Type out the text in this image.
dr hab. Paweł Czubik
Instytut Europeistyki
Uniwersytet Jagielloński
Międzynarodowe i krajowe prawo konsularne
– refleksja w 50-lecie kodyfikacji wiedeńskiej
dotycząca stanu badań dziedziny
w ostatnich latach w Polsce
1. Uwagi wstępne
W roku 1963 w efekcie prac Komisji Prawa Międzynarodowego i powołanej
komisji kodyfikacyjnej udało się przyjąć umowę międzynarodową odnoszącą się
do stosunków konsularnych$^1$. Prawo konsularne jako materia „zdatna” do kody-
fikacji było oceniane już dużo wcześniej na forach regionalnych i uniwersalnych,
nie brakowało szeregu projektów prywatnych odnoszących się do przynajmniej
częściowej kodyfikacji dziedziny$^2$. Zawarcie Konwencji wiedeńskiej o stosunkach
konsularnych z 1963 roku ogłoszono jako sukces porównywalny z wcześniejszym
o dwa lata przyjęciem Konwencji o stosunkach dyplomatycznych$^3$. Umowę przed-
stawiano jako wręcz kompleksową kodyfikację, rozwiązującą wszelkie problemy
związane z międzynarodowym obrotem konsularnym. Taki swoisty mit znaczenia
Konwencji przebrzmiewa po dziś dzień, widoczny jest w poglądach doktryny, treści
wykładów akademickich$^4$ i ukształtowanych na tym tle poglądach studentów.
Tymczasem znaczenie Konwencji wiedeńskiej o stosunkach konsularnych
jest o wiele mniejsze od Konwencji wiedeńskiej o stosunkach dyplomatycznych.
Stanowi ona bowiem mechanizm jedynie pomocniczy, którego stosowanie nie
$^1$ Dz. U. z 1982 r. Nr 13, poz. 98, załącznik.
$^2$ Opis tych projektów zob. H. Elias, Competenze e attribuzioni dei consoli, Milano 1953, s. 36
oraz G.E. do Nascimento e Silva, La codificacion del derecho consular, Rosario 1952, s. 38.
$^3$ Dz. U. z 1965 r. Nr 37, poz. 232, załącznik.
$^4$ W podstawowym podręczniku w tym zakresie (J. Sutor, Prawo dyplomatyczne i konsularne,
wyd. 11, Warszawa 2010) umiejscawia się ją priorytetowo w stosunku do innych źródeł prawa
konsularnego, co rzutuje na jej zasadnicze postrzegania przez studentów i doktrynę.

* * *

#### AIM
Type the material above out again, exactly.

#### FINISHED ANSWER
Type out the text in this image.
dr hab. Paweł Czubik
Instytut Europeistyki
Uniwersytet Jagielloński
Międzynarodowe i krajowe prawo konsularne
– refleksja w 50-lecie kodyfikacji wiedeńskiej
dotycząca stanu badań dziedziny
w ostatnich latach w Polsce
1. Uwagi wstępne
W roku 1963 w efekcie prac Komisji Prawa Międzynarodowego i powołanej
komisji kodyfikacyjnej udało się przyjąć umowę międzynarodową odnoszącą się
do stosunków konsularnych$^1$. Prawo konsularne jako materia „zdatna” do kody-
fikacji było oceniane już dużo wcześniej na forach regionalnych i uniwersalnych,
nie brakowało szeregu projektów prywatnych odnoszących się do przynajmniej
częściowej kodyfikacji dziedziny$^2$. Zawarcie Konwencji wiedeńskiej o stosunkach
konsularnych z 1963 roku ogłoszono jako sukces porównywalny z wcześniejszym
o dwa lata przyjęciem Konwencji o stosunkach dyplomatycznych$^3$. Umowę przed-
stawiano jako wręcz kompleksową kodyfikację, rozwiązującą wszelkie problemy
związane z międzynarodowym obrotem konsularnym. Taki swoisty mit znaczenia
Konwencji przebrzmiewa po dziś dzień, widoczny jest w poglądach doktryny, treści
wykładów akademickich$^4$ i ukształtowanych na tym tle poglądach studentów.
Tymczasem znaczenie Konwencji wiedeńskiej o stosunkach konsularnych
jest o wiele mniejsze od Konwencji wiedeńskiej o stosunkach dyplomatycznych.
Stanowi ona bowiem mechanizm jedynie pomocniczy, którego stosowanie nie
$^1$ Dz. U. z 1982 r. Nr 13, poz. 98, załącznik.
$^2$ Opis tych projektów zob. H. Elias, Competenze e attribuzioni dei consoli, Milano 1953, s. 36
oraz G.E. do Nascimento e Silva, La codificacion del derecho consular, Rosario 1952, s. 38.
$^3$ Dz. U. z 1965 r. Nr 37, poz. 232, załącznik.
$^4$ W podstawowym podręczniku w tym zakresie (J. Sutor, Prawo dyplomatyczne i konsularne,
wyd. 11, Warszawa 2010) umiejscawia się ją priorytetowo w stosunku do innych źródeł prawa
konsularnego, co rzutuje na jej zasadnicze postrzegania przez studentów i doktrynę.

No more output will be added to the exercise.